**WHAT TO DO:** Type out every line below exactly as it reads.

** start INFORMATION PROVIDED **

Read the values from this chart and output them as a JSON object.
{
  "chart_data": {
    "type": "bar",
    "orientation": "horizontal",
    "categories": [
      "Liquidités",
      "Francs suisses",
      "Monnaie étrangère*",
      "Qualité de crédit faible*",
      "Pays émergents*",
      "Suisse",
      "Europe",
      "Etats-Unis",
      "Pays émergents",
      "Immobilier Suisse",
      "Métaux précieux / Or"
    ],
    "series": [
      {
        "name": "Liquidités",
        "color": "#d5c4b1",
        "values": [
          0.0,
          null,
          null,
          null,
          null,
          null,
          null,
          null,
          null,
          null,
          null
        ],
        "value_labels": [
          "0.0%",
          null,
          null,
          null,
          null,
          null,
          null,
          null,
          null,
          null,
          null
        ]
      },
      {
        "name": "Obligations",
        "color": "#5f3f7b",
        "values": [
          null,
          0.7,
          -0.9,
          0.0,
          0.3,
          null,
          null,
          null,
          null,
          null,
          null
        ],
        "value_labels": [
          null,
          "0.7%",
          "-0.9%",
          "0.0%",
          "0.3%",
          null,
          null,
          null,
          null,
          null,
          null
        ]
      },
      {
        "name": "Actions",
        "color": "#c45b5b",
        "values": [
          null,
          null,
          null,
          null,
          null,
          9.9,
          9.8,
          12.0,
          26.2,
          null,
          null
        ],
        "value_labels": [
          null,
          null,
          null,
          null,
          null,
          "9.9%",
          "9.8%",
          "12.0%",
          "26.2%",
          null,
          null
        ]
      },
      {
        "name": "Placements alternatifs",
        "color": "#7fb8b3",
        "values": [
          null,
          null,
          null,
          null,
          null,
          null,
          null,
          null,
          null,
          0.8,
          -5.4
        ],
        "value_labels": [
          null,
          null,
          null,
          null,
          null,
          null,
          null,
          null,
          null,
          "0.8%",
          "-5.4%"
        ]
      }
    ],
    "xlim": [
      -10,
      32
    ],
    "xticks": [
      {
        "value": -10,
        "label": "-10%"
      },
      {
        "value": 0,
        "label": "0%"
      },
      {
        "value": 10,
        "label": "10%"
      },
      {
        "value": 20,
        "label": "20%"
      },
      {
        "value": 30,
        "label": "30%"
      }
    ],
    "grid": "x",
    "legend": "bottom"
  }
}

** end INFORMATION PROVIDED **

**RESPONSE TO THE TASK:**
Read the values from this chart and output them as a JSON object.
{
  "chart_data": {
    "type": "bar",
    "orientation": "horizontal",
    "categories": [
      "Liquidités",
      "Francs suisses",
      "Monnaie étrangère*",
      "Qualité de crédit faible*",
      "Pays émergents*",
      "Suisse",
      "Europe",
      "Etats-Unis",
      "Pays émergents",
      "Immobilier Suisse",
      "Métaux précieux / Or"
    ],
    "series": [
      {
        "name": "Liquidités",
        "color": "#d5c4b1",
        "values": [
          0.0,
          null,
          null,
          null,
          null,
          null,
          null,
          null,
          null,
          null,
          null
        ],
        "value_labels": [
          "0.0%",
          null,
          null,
          null,
          null,
          null,
          null,
          null,
          null,
          null,
          null
        ]
      },
      {
        "name": "Obligations",
        "color": "#5f3f7b",
        "values": [
          null,
          0.7,
          -0.9,
          0.0,
          0.3,
          null,
          null,
          null,
          null,
          null,
          null
        ],
        "value_labels": [
          null,
          "0.7%",
          "-0.9%",
          "0.0%",
          "0.3%",
          null,
          null,
          null,
          null,
          null,
          null
        ]
      },
      {
        "name": "Actions",
        "color": "#c45b5b",
        "values": [
          null,
          null,
          null,
          null,
          null,
          9.9,
          9.8,
          12.0,
          26.2,
          null,
          null
        ],
        "value_labels": [
          null,
          null,
          null,
          null,
          null,
          "9.9%",
          "9.8%",
          "12.0%",
          "26.2%",
          null,
          null
        ]
      },
      {
        "name": "Placements alternatifs",
        "color": "#7fb8b3",
        "values": [
          null,
          null,
          null,
          null,
          null,
          null,
          null,
          null,
          null,
          0.8,
          -5.4
        ],
        "value_labels": [
          null,
          null,
          null,
          null,
          null,
          null,
          null,
          null,
          null,
          "0.8%",
          "-5.4%"
        ]
      }
    ],
    "xlim": [
      -10,
      32
    ],
    "xticks": [
      {
        "value": -10,
        "label": "-10%"
      },
      {
        "value": 0,
        "label": "0%"
      },
      {
        "value": 10,
        "label": "10%"
      },
      {
        "value": 20,
        "label": "20%"
      },
      {
        "value": 30,
        "label": "30%"
      }
    ],
    "grid": "x",
    "legend": "bottom"
  }
}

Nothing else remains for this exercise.